DATASET EXCERPTS:
☆ ☆ ☆ ☆ ☆
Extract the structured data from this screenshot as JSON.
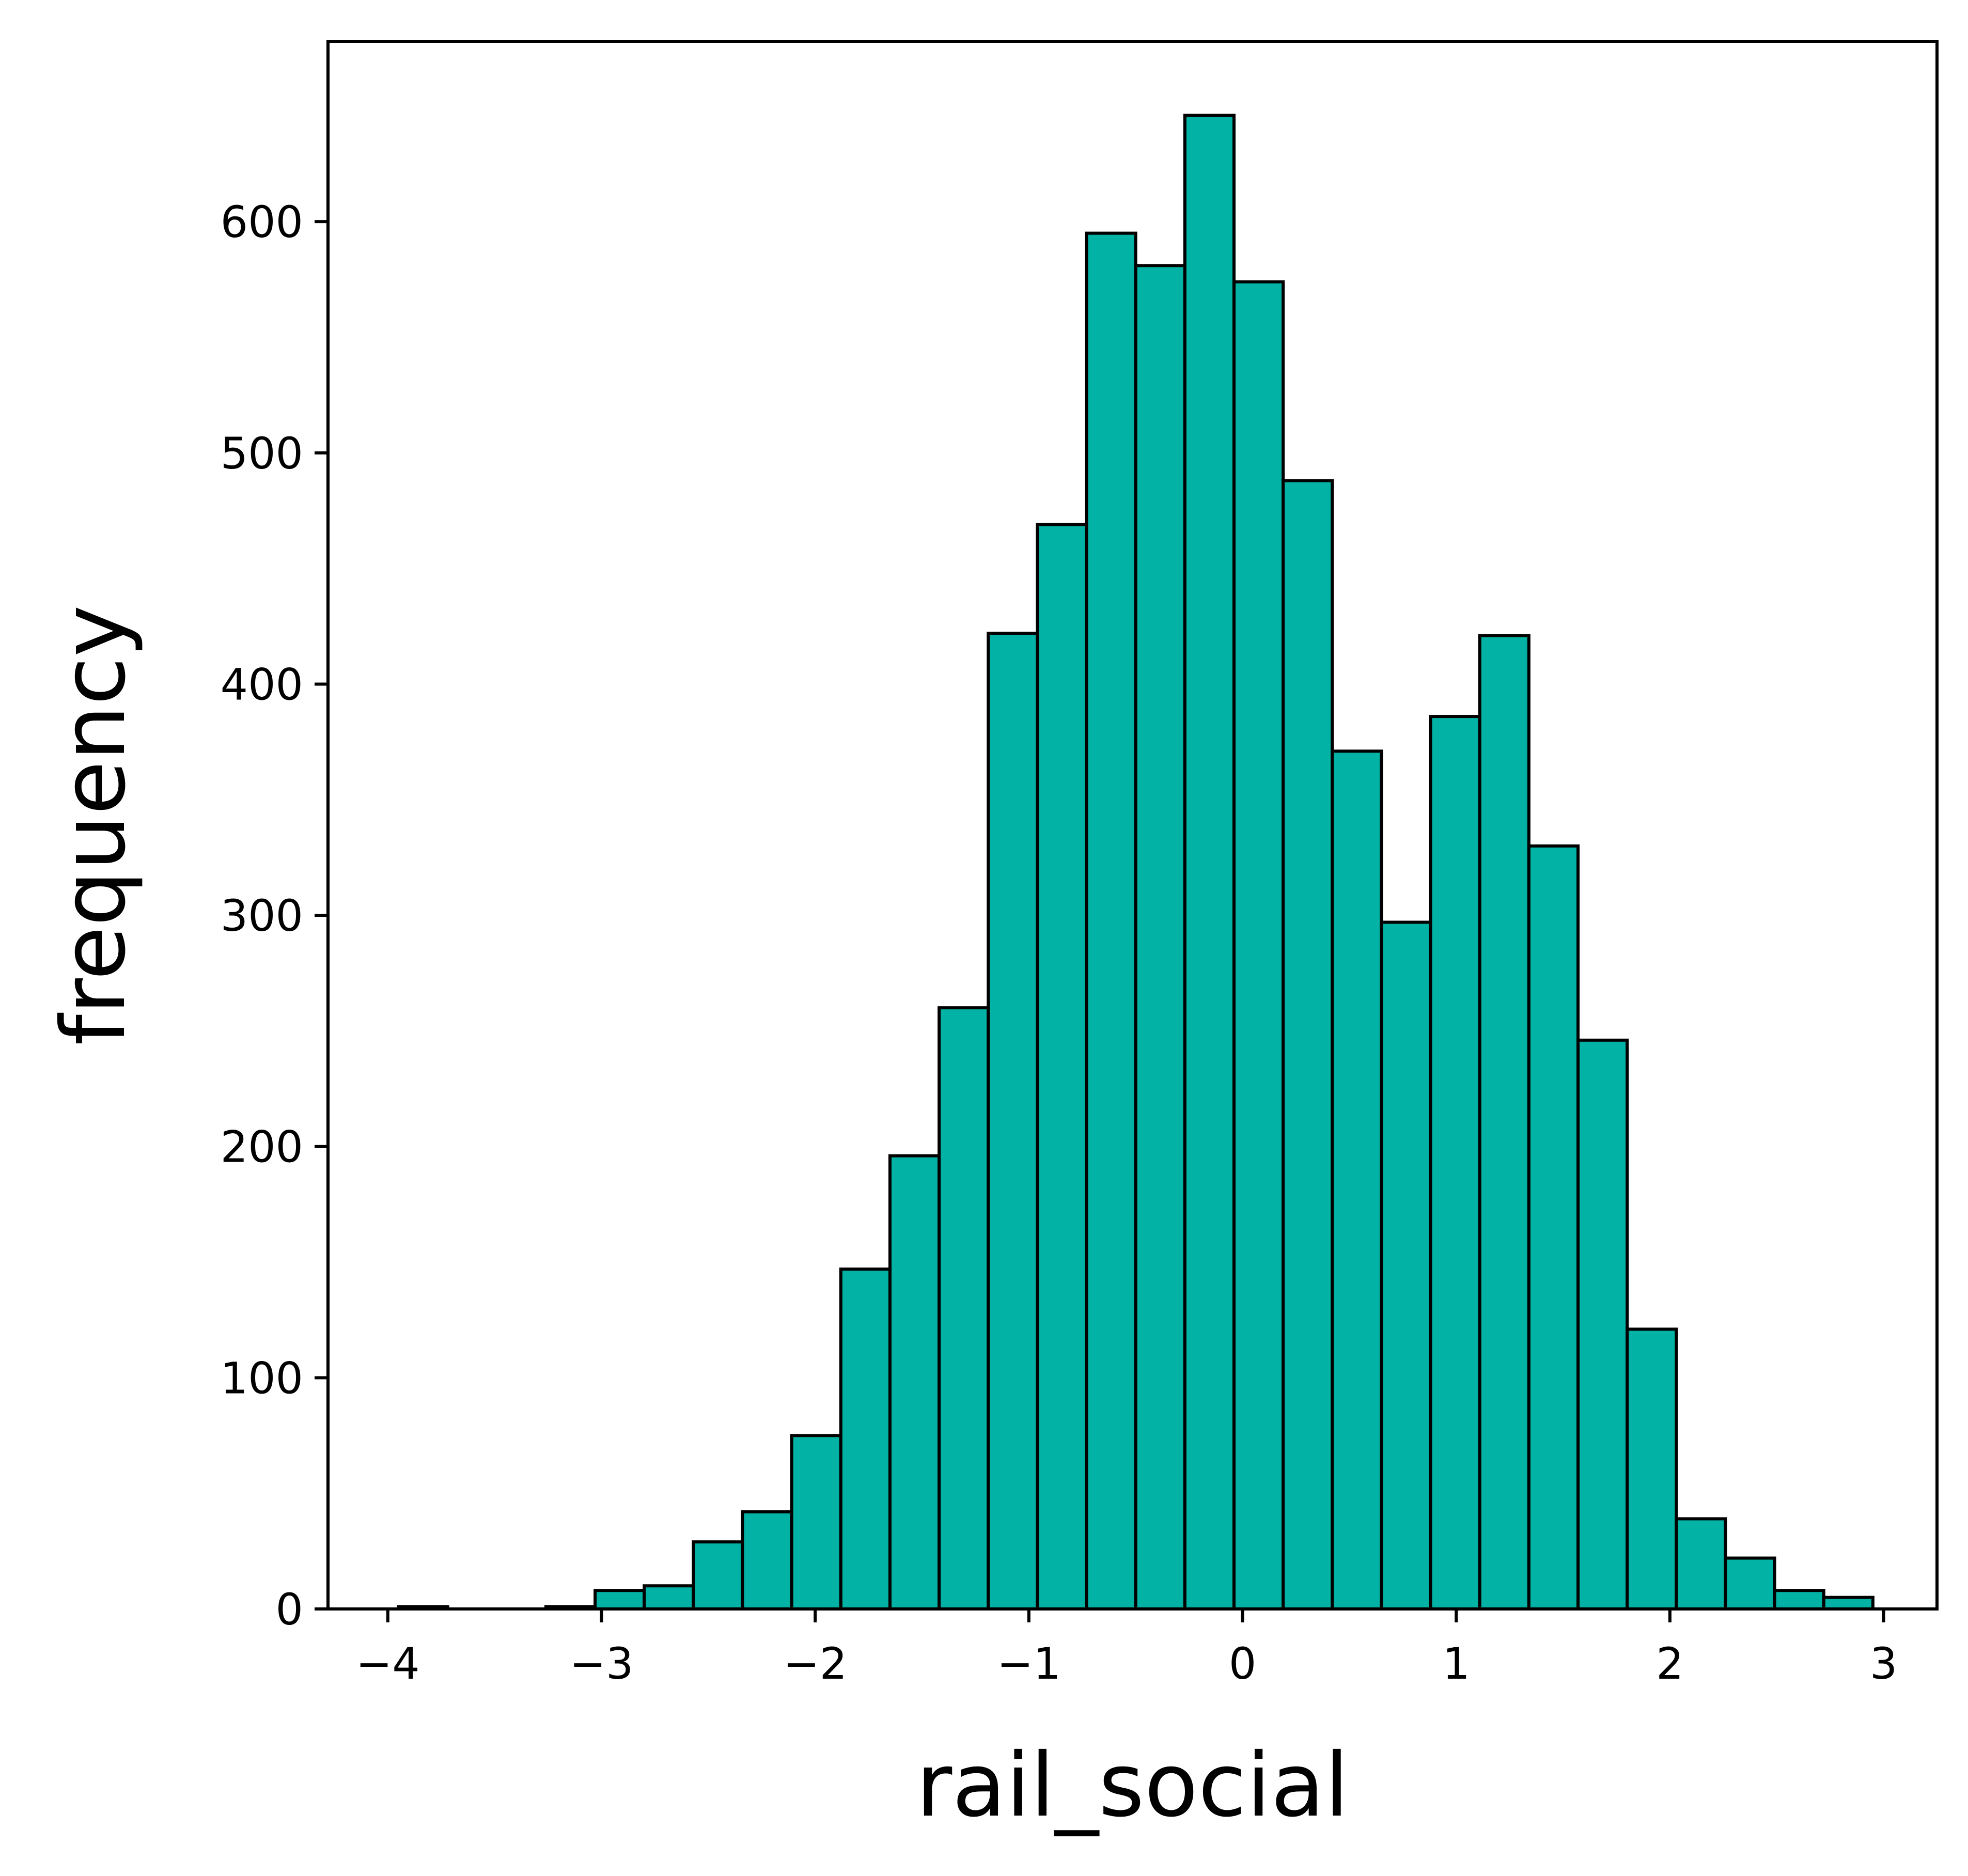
{
  "chart_data": {
    "type": "bar",
    "subtype": "histogram",
    "xlabel": "rail_social",
    "ylabel": "frequency",
    "xlim": [
      -4.28,
      3.25
    ],
    "ylim": [
      0,
      678
    ],
    "xticks": [
      -4,
      -3,
      -2,
      -1,
      0,
      1,
      2,
      3
    ],
    "xtick_labels": [
      "−4",
      "−3",
      "−2",
      "−1",
      "0",
      "1",
      "2",
      "3"
    ],
    "yticks": [
      0,
      100,
      200,
      300,
      400,
      500,
      600
    ],
    "ytick_labels": [
      "0",
      "100",
      "200",
      "300",
      "400",
      "500",
      "600"
    ],
    "grid": false,
    "bar_color": "#02b2a4",
    "edge_color": "#000000",
    "bins": [
      {
        "x0": -3.95,
        "x1": -3.72,
        "count": 1
      },
      {
        "x0": -3.72,
        "x1": -3.49,
        "count": 0
      },
      {
        "x0": -3.49,
        "x1": -3.26,
        "count": 0
      },
      {
        "x0": -3.26,
        "x1": -3.03,
        "count": 1
      },
      {
        "x0": -3.03,
        "x1": -2.8,
        "count": 8
      },
      {
        "x0": -2.8,
        "x1": -2.57,
        "count": 10
      },
      {
        "x0": -2.57,
        "x1": -2.34,
        "count": 29
      },
      {
        "x0": -2.34,
        "x1": -2.11,
        "count": 42
      },
      {
        "x0": -2.11,
        "x1": -1.88,
        "count": 75
      },
      {
        "x0": -1.88,
        "x1": -1.65,
        "count": 147
      },
      {
        "x0": -1.65,
        "x1": -1.42,
        "count": 196
      },
      {
        "x0": -1.42,
        "x1": -1.19,
        "count": 260
      },
      {
        "x0": -1.19,
        "x1": -0.96,
        "count": 422
      },
      {
        "x0": -0.96,
        "x1": -0.73,
        "count": 469
      },
      {
        "x0": -0.73,
        "x1": -0.5,
        "count": 595
      },
      {
        "x0": -0.5,
        "x1": -0.27,
        "count": 581
      },
      {
        "x0": -0.27,
        "x1": -0.04,
        "count": 646
      },
      {
        "x0": -0.04,
        "x1": 0.19,
        "count": 574
      },
      {
        "x0": 0.19,
        "x1": 0.42,
        "count": 488
      },
      {
        "x0": 0.42,
        "x1": 0.65,
        "count": 371
      },
      {
        "x0": 0.65,
        "x1": 0.88,
        "count": 297
      },
      {
        "x0": 0.88,
        "x1": 1.11,
        "count": 386
      },
      {
        "x0": 1.11,
        "x1": 1.34,
        "count": 421
      },
      {
        "x0": 1.34,
        "x1": 1.57,
        "count": 330
      },
      {
        "x0": 1.57,
        "x1": 1.8,
        "count": 246
      },
      {
        "x0": 1.8,
        "x1": 2.03,
        "count": 121
      },
      {
        "x0": 2.03,
        "x1": 2.26,
        "count": 39
      },
      {
        "x0": 2.26,
        "x1": 2.49,
        "count": 22
      },
      {
        "x0": 2.49,
        "x1": 2.72,
        "count": 8
      },
      {
        "x0": 2.72,
        "x1": 2.95,
        "count": 5
      }
    ]
  }
}
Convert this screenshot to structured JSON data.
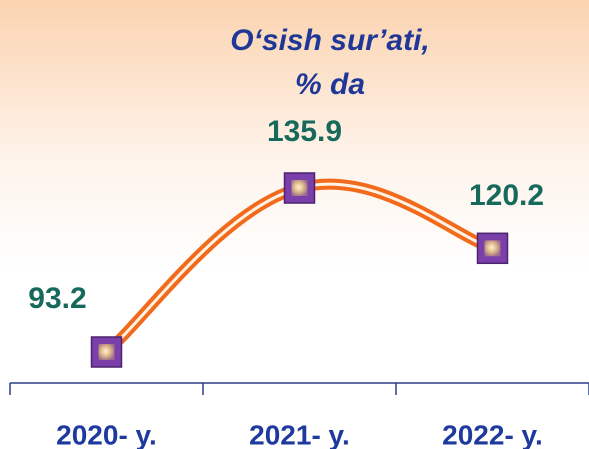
☆ ☆ ☆ ☆ ☆
EXERCISE GOAL: All of the material above needs to be restated exactly, with no pictures.

SOLUTION FOR THIS TASK:
Extract the structured data from this screenshot as JSON.
{
  "chart_data": {
    "type": "bar",
    "subtype": "histogram",
    "xlabel": "rail_social",
    "ylabel": "frequency",
    "xlim": [
      -4.28,
      3.25
    ],
    "ylim": [
      0,
      678
    ],
    "xticks": [
      -4,
      -3,
      -2,
      -1,
      0,
      1,
      2,
      3
    ],
    "xtick_labels": [
      "−4",
      "−3",
      "−2",
      "−1",
      "0",
      "1",
      "2",
      "3"
    ],
    "yticks": [
      0,
      100,
      200,
      300,
      400,
      500,
      600
    ],
    "ytick_labels": [
      "0",
      "100",
      "200",
      "300",
      "400",
      "500",
      "600"
    ],
    "grid": false,
    "bar_color": "#02b2a4",
    "edge_color": "#000000",
    "bins": [
      {
        "x0": -3.95,
        "x1": -3.72,
        "count": 1
      },
      {
        "x0": -3.72,
        "x1": -3.49,
        "count": 0
      },
      {
        "x0": -3.49,
        "x1": -3.26,
        "count": 0
      },
      {
        "x0": -3.26,
        "x1": -3.03,
        "count": 1
      },
      {
        "x0": -3.03,
        "x1": -2.8,
        "count": 8
      },
      {
        "x0": -2.8,
        "x1": -2.57,
        "count": 10
      },
      {
        "x0": -2.57,
        "x1": -2.34,
        "count": 29
      },
      {
        "x0": -2.34,
        "x1": -2.11,
        "count": 42
      },
      {
        "x0": -2.11,
        "x1": -1.88,
        "count": 75
      },
      {
        "x0": -1.88,
        "x1": -1.65,
        "count": 147
      },
      {
        "x0": -1.65,
        "x1": -1.42,
        "count": 196
      },
      {
        "x0": -1.42,
        "x1": -1.19,
        "count": 260
      },
      {
        "x0": -1.19,
        "x1": -0.96,
        "count": 422
      },
      {
        "x0": -0.96,
        "x1": -0.73,
        "count": 469
      },
      {
        "x0": -0.73,
        "x1": -0.5,
        "count": 595
      },
      {
        "x0": -0.5,
        "x1": -0.27,
        "count": 581
      },
      {
        "x0": -0.27,
        "x1": -0.04,
        "count": 646
      },
      {
        "x0": -0.04,
        "x1": 0.19,
        "count": 574
      },
      {
        "x0": 0.19,
        "x1": 0.42,
        "count": 488
      },
      {
        "x0": 0.42,
        "x1": 0.65,
        "count": 371
      },
      {
        "x0": 0.65,
        "x1": 0.88,
        "count": 297
      },
      {
        "x0": 0.88,
        "x1": 1.11,
        "count": 386
      },
      {
        "x0": 1.11,
        "x1": 1.34,
        "count": 421
      },
      {
        "x0": 1.34,
        "x1": 1.57,
        "count": 330
      },
      {
        "x0": 1.57,
        "x1": 1.8,
        "count": 246
      },
      {
        "x0": 1.8,
        "x1": 2.03,
        "count": 121
      },
      {
        "x0": 2.03,
        "x1": 2.26,
        "count": 39
      },
      {
        "x0": 2.26,
        "x1": 2.49,
        "count": 22
      },
      {
        "x0": 2.49,
        "x1": 2.72,
        "count": 8
      },
      {
        "x0": 2.72,
        "x1": 2.95,
        "count": 5
      }
    ]
  }
}
Convert this screenshot to structured JSON data.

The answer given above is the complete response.